- [OBJECTIVE]
Repeat the listing in full. Nothing may be added or left out.

•••••

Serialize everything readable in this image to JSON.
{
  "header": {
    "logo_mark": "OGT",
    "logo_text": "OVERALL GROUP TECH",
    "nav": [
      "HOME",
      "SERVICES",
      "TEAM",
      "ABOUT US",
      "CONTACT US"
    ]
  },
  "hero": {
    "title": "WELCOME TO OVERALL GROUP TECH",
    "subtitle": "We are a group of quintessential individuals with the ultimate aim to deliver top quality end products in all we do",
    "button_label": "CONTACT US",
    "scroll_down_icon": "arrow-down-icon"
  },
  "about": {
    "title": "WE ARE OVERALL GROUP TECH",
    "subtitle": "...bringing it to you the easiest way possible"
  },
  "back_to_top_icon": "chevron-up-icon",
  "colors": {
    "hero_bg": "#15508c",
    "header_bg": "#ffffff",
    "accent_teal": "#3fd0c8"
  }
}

•••••

- [EXERCISE SOLUTION]
Serialize everything readable in this image to JSON.
{
  "header": {
    "logo_mark": "OGT",
    "logo_text": "OVERALL GROUP TECH",
    "nav": [
      "HOME",
      "SERVICES",
      "TEAM",
      "ABOUT US",
      "CONTACT US"
    ]
  },
  "hero": {
    "title": "WELCOME TO OVERALL GROUP TECH",
    "subtitle": "We are a group of quintessential individuals with the ultimate aim to deliver top quality end products in all we do",
    "button_label": "CONTACT US",
    "scroll_down_icon": "arrow-down-icon"
  },
  "about": {
    "title": "WE ARE OVERALL GROUP TECH",
    "subtitle": "...bringing it to you the easiest way possible"
  },
  "back_to_top_icon": "chevron-up-icon",
  "colors": {
    "hero_bg": "#15508c",
    "header_bg": "#ffffff",
    "accent_teal": "#3fd0c8"
  }
}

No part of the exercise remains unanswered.